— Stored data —
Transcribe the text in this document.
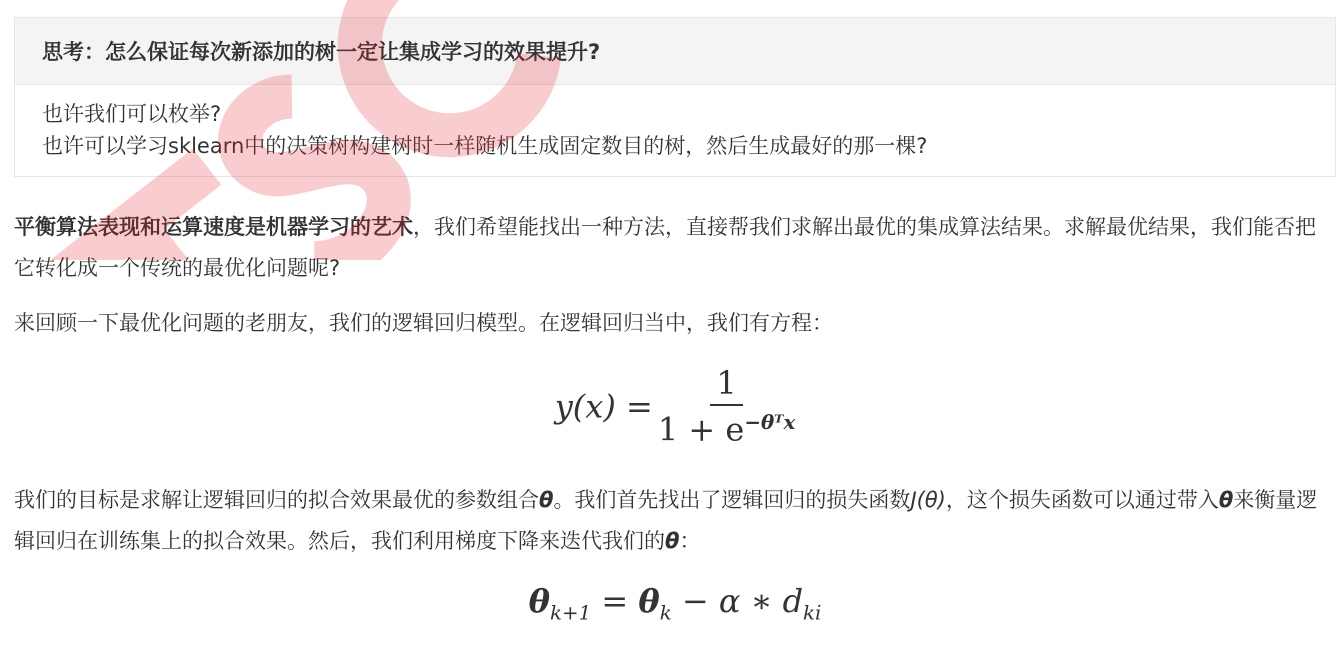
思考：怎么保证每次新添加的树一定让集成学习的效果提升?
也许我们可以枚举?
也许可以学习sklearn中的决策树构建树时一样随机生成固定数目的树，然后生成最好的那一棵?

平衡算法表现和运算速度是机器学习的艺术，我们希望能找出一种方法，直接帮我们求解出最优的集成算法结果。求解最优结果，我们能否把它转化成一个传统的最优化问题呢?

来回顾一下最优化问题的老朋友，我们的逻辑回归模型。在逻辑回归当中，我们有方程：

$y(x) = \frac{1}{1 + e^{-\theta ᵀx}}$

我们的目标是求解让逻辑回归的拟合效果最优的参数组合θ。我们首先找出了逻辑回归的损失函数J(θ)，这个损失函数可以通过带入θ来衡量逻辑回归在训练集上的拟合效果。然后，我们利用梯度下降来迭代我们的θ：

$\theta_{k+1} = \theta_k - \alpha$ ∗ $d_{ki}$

...

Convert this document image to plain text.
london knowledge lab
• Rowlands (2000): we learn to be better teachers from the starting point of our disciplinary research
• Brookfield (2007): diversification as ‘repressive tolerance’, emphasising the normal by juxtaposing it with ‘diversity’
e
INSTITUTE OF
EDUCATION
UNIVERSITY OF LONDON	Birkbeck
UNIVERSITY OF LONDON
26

* * *

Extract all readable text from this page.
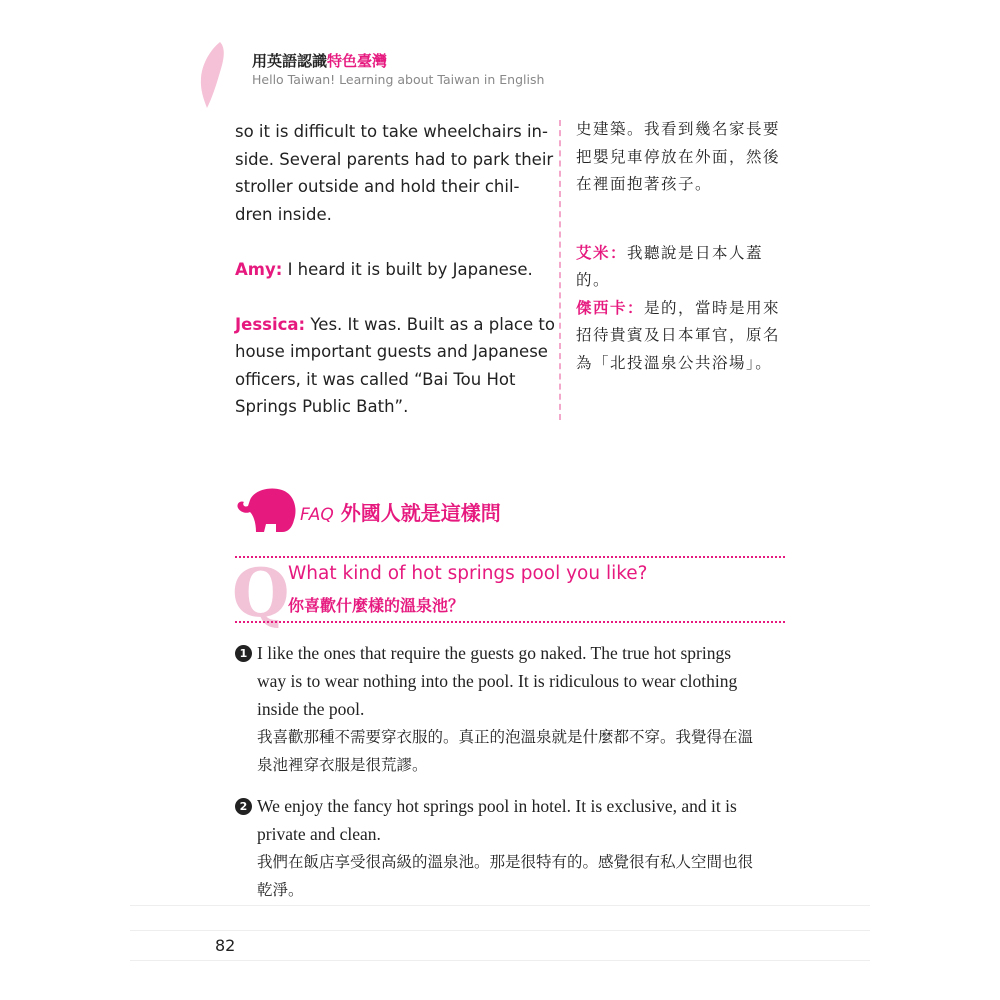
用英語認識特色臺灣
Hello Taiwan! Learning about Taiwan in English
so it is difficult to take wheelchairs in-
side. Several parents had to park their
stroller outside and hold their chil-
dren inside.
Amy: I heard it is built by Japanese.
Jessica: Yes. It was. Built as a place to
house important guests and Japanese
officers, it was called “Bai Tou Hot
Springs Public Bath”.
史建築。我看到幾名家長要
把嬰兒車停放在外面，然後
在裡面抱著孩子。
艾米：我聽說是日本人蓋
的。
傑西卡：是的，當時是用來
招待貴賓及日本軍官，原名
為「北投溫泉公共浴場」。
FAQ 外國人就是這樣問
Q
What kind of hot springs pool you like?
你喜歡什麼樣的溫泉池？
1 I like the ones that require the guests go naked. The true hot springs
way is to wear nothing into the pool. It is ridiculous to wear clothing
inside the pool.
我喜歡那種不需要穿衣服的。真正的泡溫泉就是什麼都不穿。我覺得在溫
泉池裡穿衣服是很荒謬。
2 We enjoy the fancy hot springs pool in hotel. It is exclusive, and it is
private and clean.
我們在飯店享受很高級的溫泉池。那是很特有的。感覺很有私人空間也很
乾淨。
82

— What is asked —
Scan the listing above. Collect all lines with the word "their".

— Full solution —
side. Several parents had to park their
stroller outside and hold their chil-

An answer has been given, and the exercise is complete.